Task description >> Figure out how many lines of the material below contain the word "Episode". Answer with the number only.

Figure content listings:
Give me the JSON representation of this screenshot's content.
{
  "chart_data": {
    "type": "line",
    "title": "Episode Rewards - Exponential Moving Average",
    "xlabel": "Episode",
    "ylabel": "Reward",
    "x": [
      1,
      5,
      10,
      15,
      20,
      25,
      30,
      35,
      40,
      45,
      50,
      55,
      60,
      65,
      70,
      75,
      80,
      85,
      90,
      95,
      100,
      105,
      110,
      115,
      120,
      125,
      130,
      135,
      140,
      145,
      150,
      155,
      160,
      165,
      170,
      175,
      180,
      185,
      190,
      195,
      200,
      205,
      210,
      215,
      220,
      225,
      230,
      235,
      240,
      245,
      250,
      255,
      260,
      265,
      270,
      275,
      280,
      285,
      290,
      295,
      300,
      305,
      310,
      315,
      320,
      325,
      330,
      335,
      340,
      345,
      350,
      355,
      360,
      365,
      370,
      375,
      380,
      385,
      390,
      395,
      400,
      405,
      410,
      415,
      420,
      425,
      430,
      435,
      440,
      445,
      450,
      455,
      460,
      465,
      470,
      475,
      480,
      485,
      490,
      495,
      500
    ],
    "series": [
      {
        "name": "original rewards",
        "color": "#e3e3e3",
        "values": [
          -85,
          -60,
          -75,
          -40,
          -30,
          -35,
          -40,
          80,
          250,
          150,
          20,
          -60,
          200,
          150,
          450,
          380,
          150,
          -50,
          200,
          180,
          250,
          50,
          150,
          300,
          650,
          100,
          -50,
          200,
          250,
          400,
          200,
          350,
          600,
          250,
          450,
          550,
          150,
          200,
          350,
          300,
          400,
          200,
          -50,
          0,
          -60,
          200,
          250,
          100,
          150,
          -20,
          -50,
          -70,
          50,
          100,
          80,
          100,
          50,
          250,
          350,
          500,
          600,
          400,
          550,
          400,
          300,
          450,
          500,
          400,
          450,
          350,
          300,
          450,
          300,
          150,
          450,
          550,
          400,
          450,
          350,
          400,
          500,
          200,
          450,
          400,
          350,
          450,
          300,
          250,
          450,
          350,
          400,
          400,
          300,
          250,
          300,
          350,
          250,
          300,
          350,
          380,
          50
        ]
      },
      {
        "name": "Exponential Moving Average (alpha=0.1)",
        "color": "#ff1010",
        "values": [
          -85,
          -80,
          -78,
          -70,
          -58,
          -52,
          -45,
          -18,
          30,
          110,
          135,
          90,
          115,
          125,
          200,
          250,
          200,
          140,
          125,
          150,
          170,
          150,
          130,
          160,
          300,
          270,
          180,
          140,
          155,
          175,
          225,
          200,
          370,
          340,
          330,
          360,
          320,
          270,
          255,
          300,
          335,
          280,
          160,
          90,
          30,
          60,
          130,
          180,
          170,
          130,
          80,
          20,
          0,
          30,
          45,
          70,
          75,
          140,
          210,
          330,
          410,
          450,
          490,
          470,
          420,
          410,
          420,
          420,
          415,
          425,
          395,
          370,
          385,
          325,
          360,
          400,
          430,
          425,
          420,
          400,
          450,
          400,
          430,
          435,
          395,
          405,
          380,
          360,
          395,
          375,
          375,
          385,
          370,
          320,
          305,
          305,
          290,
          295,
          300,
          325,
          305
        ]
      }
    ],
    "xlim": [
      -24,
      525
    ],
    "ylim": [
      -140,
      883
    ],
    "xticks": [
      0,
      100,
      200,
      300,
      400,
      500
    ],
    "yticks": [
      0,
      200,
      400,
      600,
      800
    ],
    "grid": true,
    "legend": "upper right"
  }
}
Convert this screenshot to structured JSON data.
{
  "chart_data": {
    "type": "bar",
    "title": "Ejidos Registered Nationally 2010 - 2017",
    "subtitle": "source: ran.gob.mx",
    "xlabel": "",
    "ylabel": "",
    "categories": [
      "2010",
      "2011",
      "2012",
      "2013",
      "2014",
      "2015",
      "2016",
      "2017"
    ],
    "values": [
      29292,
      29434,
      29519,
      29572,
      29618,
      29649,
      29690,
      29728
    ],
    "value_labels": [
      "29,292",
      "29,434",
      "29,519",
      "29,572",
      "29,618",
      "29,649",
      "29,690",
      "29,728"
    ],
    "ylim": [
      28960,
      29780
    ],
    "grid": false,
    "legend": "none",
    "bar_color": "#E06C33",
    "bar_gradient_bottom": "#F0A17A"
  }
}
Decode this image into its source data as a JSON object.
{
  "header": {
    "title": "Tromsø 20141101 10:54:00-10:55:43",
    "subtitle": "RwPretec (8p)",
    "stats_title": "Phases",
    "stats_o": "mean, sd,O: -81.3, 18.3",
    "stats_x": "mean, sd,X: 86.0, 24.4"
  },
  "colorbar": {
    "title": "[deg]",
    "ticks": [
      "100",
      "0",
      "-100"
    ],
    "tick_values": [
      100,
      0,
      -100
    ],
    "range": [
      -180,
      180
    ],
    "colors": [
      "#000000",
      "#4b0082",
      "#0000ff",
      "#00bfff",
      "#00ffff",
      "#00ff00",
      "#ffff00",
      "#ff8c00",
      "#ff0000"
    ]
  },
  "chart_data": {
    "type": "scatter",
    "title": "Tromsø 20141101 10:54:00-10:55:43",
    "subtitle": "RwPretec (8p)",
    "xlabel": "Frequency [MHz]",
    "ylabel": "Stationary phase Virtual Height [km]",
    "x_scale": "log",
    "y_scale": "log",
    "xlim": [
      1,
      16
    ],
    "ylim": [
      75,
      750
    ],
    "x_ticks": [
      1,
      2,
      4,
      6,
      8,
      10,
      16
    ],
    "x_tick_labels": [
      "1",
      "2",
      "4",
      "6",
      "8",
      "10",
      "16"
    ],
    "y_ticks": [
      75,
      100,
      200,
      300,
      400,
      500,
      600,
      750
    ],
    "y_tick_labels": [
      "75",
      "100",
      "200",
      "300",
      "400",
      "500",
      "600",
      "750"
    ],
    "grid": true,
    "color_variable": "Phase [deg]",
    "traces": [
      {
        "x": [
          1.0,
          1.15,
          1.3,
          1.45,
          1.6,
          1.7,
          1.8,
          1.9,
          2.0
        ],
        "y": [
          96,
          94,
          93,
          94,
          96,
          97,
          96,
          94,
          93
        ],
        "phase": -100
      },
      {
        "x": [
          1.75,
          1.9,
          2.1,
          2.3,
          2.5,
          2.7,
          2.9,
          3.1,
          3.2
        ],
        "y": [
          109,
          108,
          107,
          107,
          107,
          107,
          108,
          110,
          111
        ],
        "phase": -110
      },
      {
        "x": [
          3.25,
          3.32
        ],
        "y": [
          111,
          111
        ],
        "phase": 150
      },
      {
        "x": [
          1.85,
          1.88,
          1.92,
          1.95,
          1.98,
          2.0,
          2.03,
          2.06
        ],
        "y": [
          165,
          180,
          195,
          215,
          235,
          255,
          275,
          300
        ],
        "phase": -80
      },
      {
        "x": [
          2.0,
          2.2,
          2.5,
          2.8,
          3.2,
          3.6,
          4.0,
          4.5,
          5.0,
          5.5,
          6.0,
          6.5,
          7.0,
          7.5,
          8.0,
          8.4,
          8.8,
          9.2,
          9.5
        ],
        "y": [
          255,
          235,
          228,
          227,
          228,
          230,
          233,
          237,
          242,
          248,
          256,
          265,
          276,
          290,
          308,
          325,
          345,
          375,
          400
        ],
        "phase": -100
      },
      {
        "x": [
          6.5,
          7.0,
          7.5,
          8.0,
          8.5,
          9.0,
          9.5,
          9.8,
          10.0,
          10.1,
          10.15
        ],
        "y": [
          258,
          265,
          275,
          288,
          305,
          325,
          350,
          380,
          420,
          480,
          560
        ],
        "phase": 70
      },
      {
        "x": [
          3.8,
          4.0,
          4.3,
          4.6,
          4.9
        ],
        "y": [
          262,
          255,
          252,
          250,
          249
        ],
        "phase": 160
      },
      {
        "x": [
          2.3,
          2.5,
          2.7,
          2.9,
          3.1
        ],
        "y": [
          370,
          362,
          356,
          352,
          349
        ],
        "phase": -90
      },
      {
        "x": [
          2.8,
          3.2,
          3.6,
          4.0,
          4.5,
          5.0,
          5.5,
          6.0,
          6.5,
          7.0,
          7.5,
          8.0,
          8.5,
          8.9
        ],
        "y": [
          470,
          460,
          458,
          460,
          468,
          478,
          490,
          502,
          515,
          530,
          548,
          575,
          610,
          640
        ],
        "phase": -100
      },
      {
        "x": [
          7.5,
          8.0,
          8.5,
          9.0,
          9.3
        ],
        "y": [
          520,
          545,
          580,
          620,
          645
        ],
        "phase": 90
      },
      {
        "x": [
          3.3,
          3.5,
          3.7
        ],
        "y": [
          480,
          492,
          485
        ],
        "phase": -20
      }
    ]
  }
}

Solution >> 2